=== Exercise brief ===
Type out the records that follow, exactly as given.

=== Provided data ===
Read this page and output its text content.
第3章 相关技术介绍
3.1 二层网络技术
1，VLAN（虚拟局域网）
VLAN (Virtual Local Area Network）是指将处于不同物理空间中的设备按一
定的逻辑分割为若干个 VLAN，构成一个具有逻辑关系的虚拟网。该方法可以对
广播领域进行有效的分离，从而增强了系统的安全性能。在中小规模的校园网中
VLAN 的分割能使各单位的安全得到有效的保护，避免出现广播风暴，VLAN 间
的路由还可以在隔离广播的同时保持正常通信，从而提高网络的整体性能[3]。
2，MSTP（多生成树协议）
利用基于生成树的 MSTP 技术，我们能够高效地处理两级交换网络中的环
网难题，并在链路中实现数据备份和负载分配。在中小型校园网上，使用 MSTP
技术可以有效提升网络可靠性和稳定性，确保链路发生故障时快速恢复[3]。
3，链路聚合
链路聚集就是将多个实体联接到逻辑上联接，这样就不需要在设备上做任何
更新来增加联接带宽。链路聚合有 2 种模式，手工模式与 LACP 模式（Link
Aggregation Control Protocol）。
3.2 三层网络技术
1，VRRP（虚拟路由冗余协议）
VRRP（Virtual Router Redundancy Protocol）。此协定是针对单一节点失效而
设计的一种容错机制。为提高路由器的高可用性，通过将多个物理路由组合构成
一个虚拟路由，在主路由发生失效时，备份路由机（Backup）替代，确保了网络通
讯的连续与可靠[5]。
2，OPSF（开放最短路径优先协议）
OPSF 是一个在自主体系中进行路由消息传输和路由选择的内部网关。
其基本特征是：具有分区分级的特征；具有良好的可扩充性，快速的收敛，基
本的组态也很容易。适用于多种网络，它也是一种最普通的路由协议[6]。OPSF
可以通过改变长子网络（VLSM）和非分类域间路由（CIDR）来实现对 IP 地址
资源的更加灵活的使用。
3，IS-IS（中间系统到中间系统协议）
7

=== Answer for the task ===
Read this page and output its text content.
第3章 相关技术介绍
3.1 二层网络技术
1，VLAN（虚拟局域网）
VLAN (Virtual Local Area Network）是指将处于不同物理空间中的设备按一
定的逻辑分割为若干个 VLAN，构成一个具有逻辑关系的虚拟网。该方法可以对
广播领域进行有效的分离，从而增强了系统的安全性能。在中小规模的校园网中
VLAN 的分割能使各单位的安全得到有效的保护，避免出现广播风暴，VLAN 间
的路由还可以在隔离广播的同时保持正常通信，从而提高网络的整体性能[3]。
2，MSTP（多生成树协议）
利用基于生成树的 MSTP 技术，我们能够高效地处理两级交换网络中的环
网难题，并在链路中实现数据备份和负载分配。在中小型校园网上，使用 MSTP
技术可以有效提升网络可靠性和稳定性，确保链路发生故障时快速恢复[3]。
3，链路聚合
链路聚集就是将多个实体联接到逻辑上联接，这样就不需要在设备上做任何
更新来增加联接带宽。链路聚合有 2 种模式，手工模式与 LACP 模式（Link
Aggregation Control Protocol）。
3.2 三层网络技术
1，VRRP（虚拟路由冗余协议）
VRRP（Virtual Router Redundancy Protocol）。此协定是针对单一节点失效而
设计的一种容错机制。为提高路由器的高可用性，通过将多个物理路由组合构成
一个虚拟路由，在主路由发生失效时，备份路由机（Backup）替代，确保了网络通
讯的连续与可靠[5]。
2，OPSF（开放最短路径优先协议）
OPSF 是一个在自主体系中进行路由消息传输和路由选择的内部网关。
其基本特征是：具有分区分级的特征；具有良好的可扩充性，快速的收敛，基
本的组态也很容易。适用于多种网络，它也是一种最普通的路由协议[6]。OPSF
可以通过改变长子网络（VLSM）和非分类域间路由（CIDR）来实现对 IP 地址
资源的更加灵活的使用。
3，IS-IS（中间系统到中间系统协议）
7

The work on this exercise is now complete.